=== Source material ===

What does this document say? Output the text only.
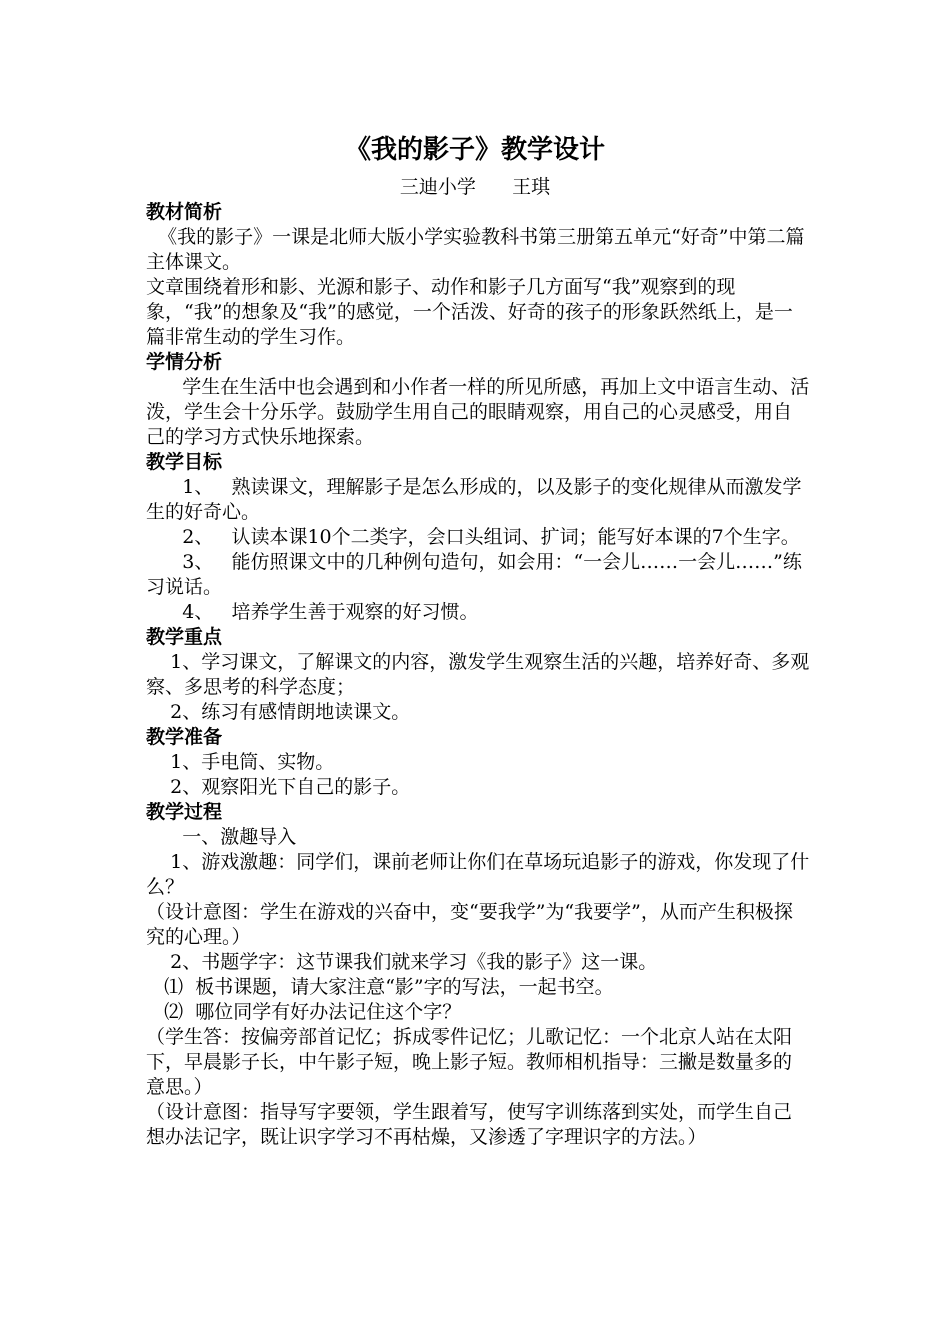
《我的影子》教学设计
三迪小学      王琪
教材简析
《我的影子》一课是北师大版小学实验教科书第三册第五单元“好奇”中第二篇主体课文。
文章围绕着形和影、光源和影子、动作和影子几方面写“我”观察到的现象，“我”的想象及“我”的感觉，一个活泼、好奇的孩子的形象跃然纸上，是一篇非常生动的学生习作。
学情分析
学生在生活中也会遇到和小作者一样的所见所感，再加上文中语言生动、活泼，学生会十分乐学。鼓励学生用自己的眼睛观察，用自己的心灵感受，用自己的学习方式快乐地探索。
教学目标
1、   熟读课文，理解影子是怎么形成的，以及影子的变化规律从而激发学生的好奇心。
2、   认读本课10个二类字，会口头组词、扩词；能写好本课的7个生字。
3、   能仿照课文中的几种例句造句，如会用：“一会儿……一会儿……”练习说话。
4、   培养学生善于观察的好习惯。
教学重点
1、学习课文，了解课文的内容，激发学生观察生活的兴趣，培养好奇、多观察、多思考的科学态度；
2、练习有感情朗地读课文。
教学准备
1、手电筒、实物。
2、观察阳光下自己的影子。
教学过程
一、激趣导入
1、游戏激趣：同学们，课前老师让你们在草场玩追影子的游戏，你发现了什么？
（设计意图：学生在游戏的兴奋中，变“要我学”为“我要学”，从而产生积极探究的心理。）
2、书题学字：这节课我们就来学习《我的影子》这一课。
⑴  板书课题，请大家注意“影”字的写法，一起书空。
⑵  哪位同学有好办法记住这个字？
（学生答：按偏旁部首记忆；拆成零件记忆；儿歌记忆：一个北京人站在太阳下，早晨影子长，中午影子短，晚上影子短。教师相机指导：三撇是数量多的意思。）
（设计意图：指导写字要领，学生跟着写，使写字训练落到实处，而学生自己想办法记字，既让识字学习不再枯燥，又渗透了字理识字的方法。）
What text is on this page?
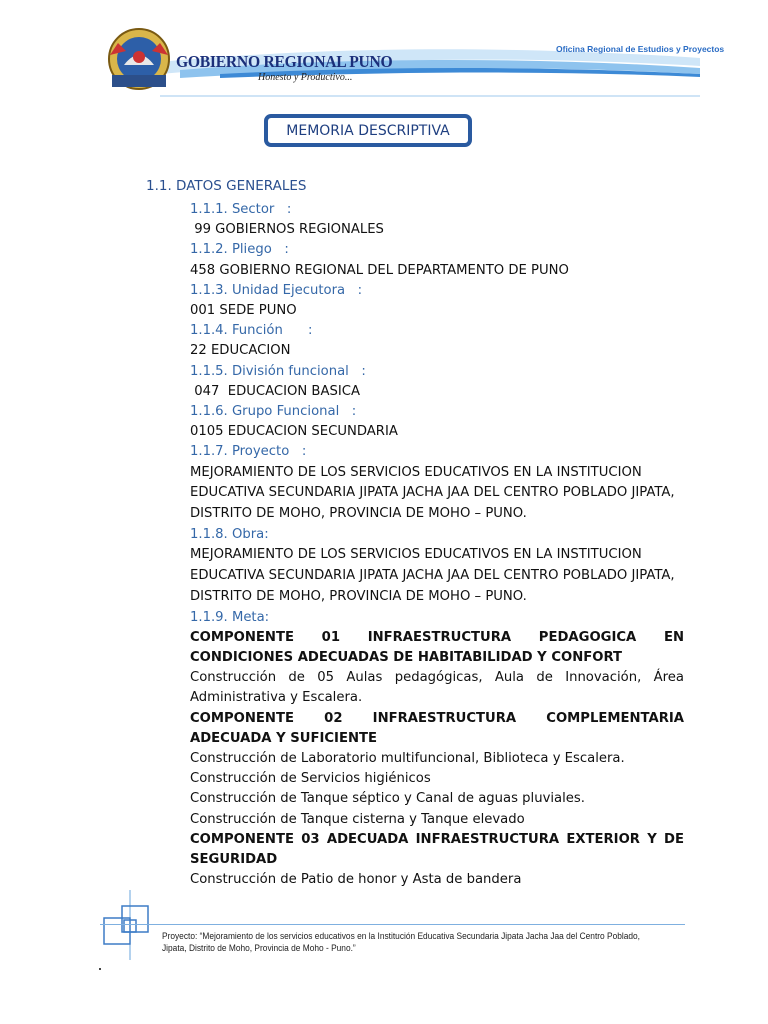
GOBIERNO REGIONAL PUNO
Honesto y Productivo...
Oficina Regional de Estudios y Proyectos
MEMORIA DESCRIPTIVA
1.1. DATOS GENERALES

1.1.1. Sector   :

99 GOBIERNOS REGIONALES

1.1.2. Pliego   :

458 GOBIERNO REGIONAL DEL DEPARTAMENTO DE PUNO

1.1.3. Unidad Ejecutora   :

001 SEDE PUNO

1.1.4. Función      :

22 EDUCACION

1.1.5. División funcional   :

047  EDUCACION BASICA

1.1.6. Grupo Funcional   :

0105 EDUCACION SECUNDARIA

1.1.7. Proyecto   :

MEJORAMIENTO DE LOS SERVICIOS EDUCATIVOS EN LA INSTITUCION EDUCATIVA SECUNDARIA JIPATA JACHA JAA DEL CENTRO POBLADO JIPATA, DISTRITO DE MOHO, PROVINCIA DE MOHO – PUNO.

1.1.8. Obra:

MEJORAMIENTO DE LOS SERVICIOS EDUCATIVOS EN LA INSTITUCION EDUCATIVA SECUNDARIA JIPATA JACHA JAA DEL CENTRO POBLADO JIPATA, DISTRITO DE MOHO, PROVINCIA DE MOHO – PUNO.

1.1.9. Meta:

COMPONENTE 01 INFRAESTRUCTURA PEDAGOGICA EN CONDICIONES ADECUADAS DE HABITABILIDAD Y CONFORT

Construcción de 05 Aulas pedagógicas, Aula de Innovación, Área Administrativa y Escalera.

COMPONENTE 02 INFRAESTRUCTURA COMPLEMENTARIA ADECUADA Y SUFICIENTE

Construcción de Laboratorio multifuncional, Biblioteca y Escalera.

Construcción de Servicios higiénicos

Construcción de Tanque séptico y Canal de aguas pluviales.

Construcción de Tanque cisterna y Tanque elevado

COMPONENTE 03 ADECUADA INFRAESTRUCTURA EXTERIOR Y DE SEGURIDAD

Construcción de Patio de honor y Asta de bandera

Proyecto: “Mejoramiento de los servicios educativos en la Institución Educativa Secundaria Jipata Jacha Jaa del Centro Poblado, Jipata, Distrito de Moho, Provincia de Moho - Puno.”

=== Instructions to follow ===
Look for lines containing the string "Tanque" and copy them all.

=== Output ===
Construcción de Tanque séptico y Canal de aguas pluviales.
Construcción de Tanque cisterna y Tanque elevado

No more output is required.